── Records shown

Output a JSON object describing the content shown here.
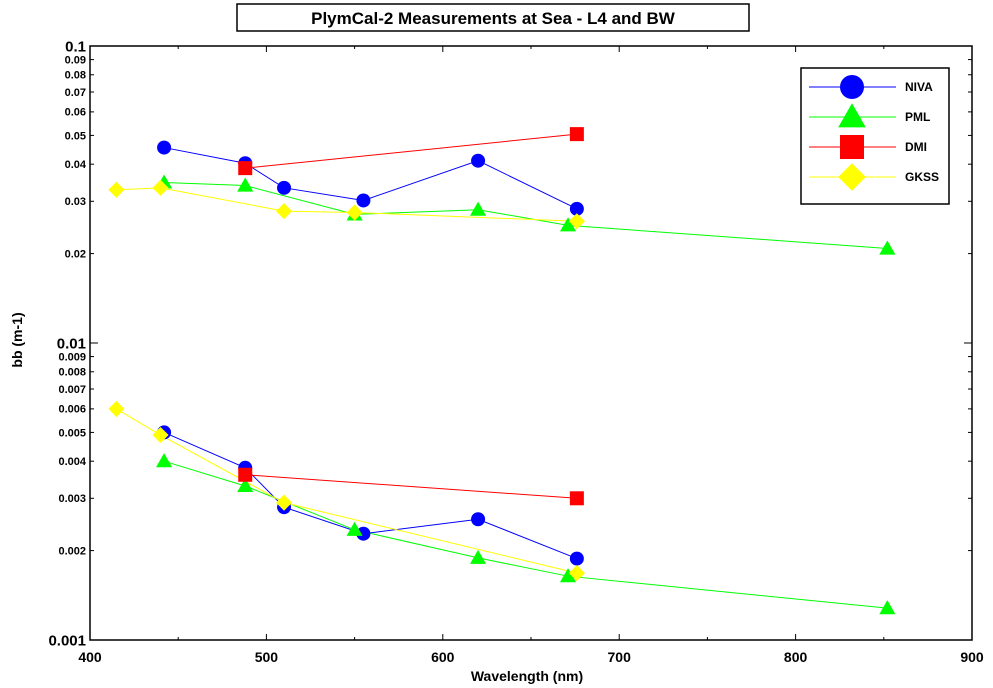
{
  "chart_data": {
    "type": "line",
    "title": "PlymCal-2   Measurements at Sea - L4 and BW",
    "xlabel": "Wavelength (nm)",
    "ylabel": "bb (m-1)",
    "xlim": [
      400,
      900
    ],
    "ylim": [
      0.001,
      0.1
    ],
    "yscale": "log",
    "x_ticks": [
      400,
      500,
      600,
      700,
      800,
      900
    ],
    "x_tick_labels": [
      "400",
      "500",
      "600",
      "700",
      "800",
      "900"
    ],
    "y_ticks": [
      0.001,
      0.002,
      0.003,
      0.004,
      0.005,
      0.006,
      0.007,
      0.008,
      0.009,
      0.01,
      0.02,
      0.03,
      0.04,
      0.05,
      0.06,
      0.07,
      0.08,
      0.09,
      0.1
    ],
    "y_tick_labels": [
      "0.001",
      "0.002",
      "0.003",
      "0.004",
      "0.005",
      "0.006",
      "0.007",
      "0.008",
      "0.009",
      "0.01",
      "0.02",
      "0.03",
      "0.04",
      "0.05",
      "0.06",
      "0.07",
      "0.08",
      "0.09",
      "0.1"
    ],
    "grid": false,
    "legend_position": "top-right",
    "series": [
      {
        "name": "NIVA",
        "color": "#0000ff",
        "marker": "circle",
        "segments": [
          {
            "x": [
              442,
              488,
              510,
              555,
              620,
              676
            ],
            "y": [
              0.0455,
              0.0403,
              0.0333,
              0.0302,
              0.0411,
              0.0283
            ]
          },
          {
            "x": [
              442,
              488,
              510,
              555,
              620,
              676
            ],
            "y": [
              0.005,
              0.0038,
              0.0028,
              0.00228,
              0.00255,
              0.00188
            ]
          }
        ]
      },
      {
        "name": "PML",
        "color": "#00ff00",
        "marker": "triangle",
        "segments": [
          {
            "x": [
              442,
              488,
              550,
              620,
              671,
              852
            ],
            "y": [
              0.0347,
              0.0339,
              0.0271,
              0.0281,
              0.0249,
              0.0208
            ]
          },
          {
            "x": [
              442,
              488,
              550,
              620,
              671,
              852
            ],
            "y": [
              0.004,
              0.0033,
              0.00235,
              0.00189,
              0.00164,
              0.00128
            ]
          }
        ]
      },
      {
        "name": "DMI",
        "color": "#ff0000",
        "marker": "square",
        "segments": [
          {
            "x": [
              488,
              676
            ],
            "y": [
              0.0388,
              0.0505
            ]
          },
          {
            "x": [
              488,
              676
            ],
            "y": [
              0.0036,
              0.003
            ]
          }
        ]
      },
      {
        "name": "GKSS",
        "color": "#ffff00",
        "marker": "diamond",
        "segments": [
          {
            "x": [
              415,
              440,
              510,
              550,
              676
            ],
            "y": [
              0.0328,
              0.0333,
              0.0278,
              0.0275,
              0.0257
            ]
          },
          {
            "x": [
              415,
              440,
              510,
              676
            ],
            "y": [
              0.006,
              0.0049,
              0.0029,
              0.00168
            ]
          }
        ]
      }
    ]
  }
}
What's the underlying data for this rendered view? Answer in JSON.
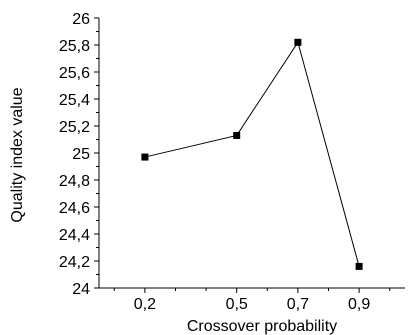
{
  "chart_data": {
    "type": "line",
    "x": [
      "0,2",
      "0,5",
      "0,7",
      "0,9"
    ],
    "x_values": [
      0.2,
      0.5,
      0.7,
      0.9
    ],
    "y": [
      24.97,
      25.13,
      25.82,
      24.16
    ],
    "xlabel": "Crossover probability",
    "ylabel": "Quality index value",
    "xlim": [
      0.05,
      1.05
    ],
    "ylim": [
      24,
      26
    ],
    "yticks": [
      24,
      24.2,
      24.4,
      24.6,
      24.8,
      25,
      25.2,
      25.4,
      25.6,
      25.8,
      26
    ],
    "ytick_labels": [
      "24",
      "24,2",
      "24,4",
      "24,6",
      "24,8",
      "25",
      "25,2",
      "25,4",
      "25,6",
      "25,8",
      "26"
    ],
    "grid": false,
    "marker": "square",
    "line_color": "#000000",
    "marker_color": "#000000"
  }
}
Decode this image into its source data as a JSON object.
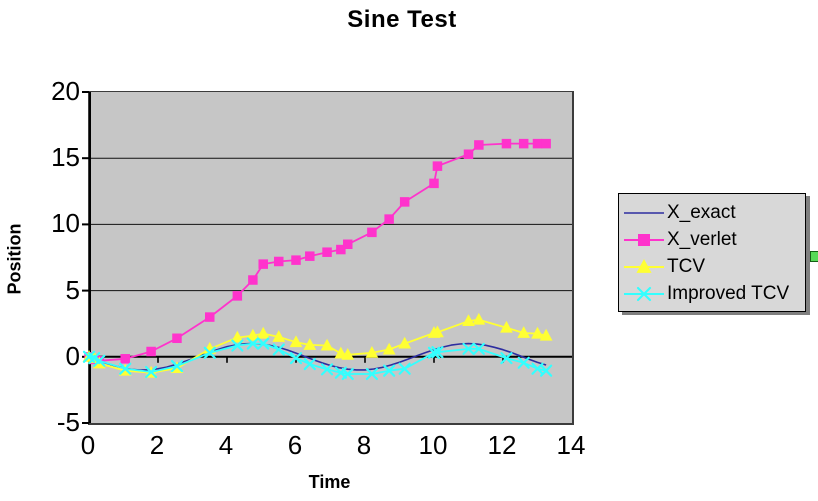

────

The task → Every line from the one containing "What's the underlying" through the end of the listing is to be copied exactly; the pictures are not.

The answer →
What's the underlying data for this rendered view? Answer in JSON.
{
  "chart_data": {
    "type": "line",
    "x": [
      "0,2",
      "0,5",
      "0,7",
      "0,9"
    ],
    "x_values": [
      0.2,
      0.5,
      0.7,
      0.9
    ],
    "y": [
      24.97,
      25.13,
      25.82,
      24.16
    ],
    "xlabel": "Crossover probability",
    "ylabel": "Quality index value",
    "xlim": [
      0.05,
      1.05
    ],
    "ylim": [
      24,
      26
    ],
    "yticks": [
      24,
      24.2,
      24.4,
      24.6,
      24.8,
      25,
      25.2,
      25.4,
      25.6,
      25.8,
      26
    ],
    "ytick_labels": [
      "24",
      "24,2",
      "24,4",
      "24,6",
      "24,8",
      "25",
      "25,2",
      "25,4",
      "25,6",
      "25,8",
      "26"
    ],
    "grid": false,
    "marker": "square",
    "line_color": "#000000",
    "marker_color": "#000000"
  }
}
Decode this image into its source data as a JSON object.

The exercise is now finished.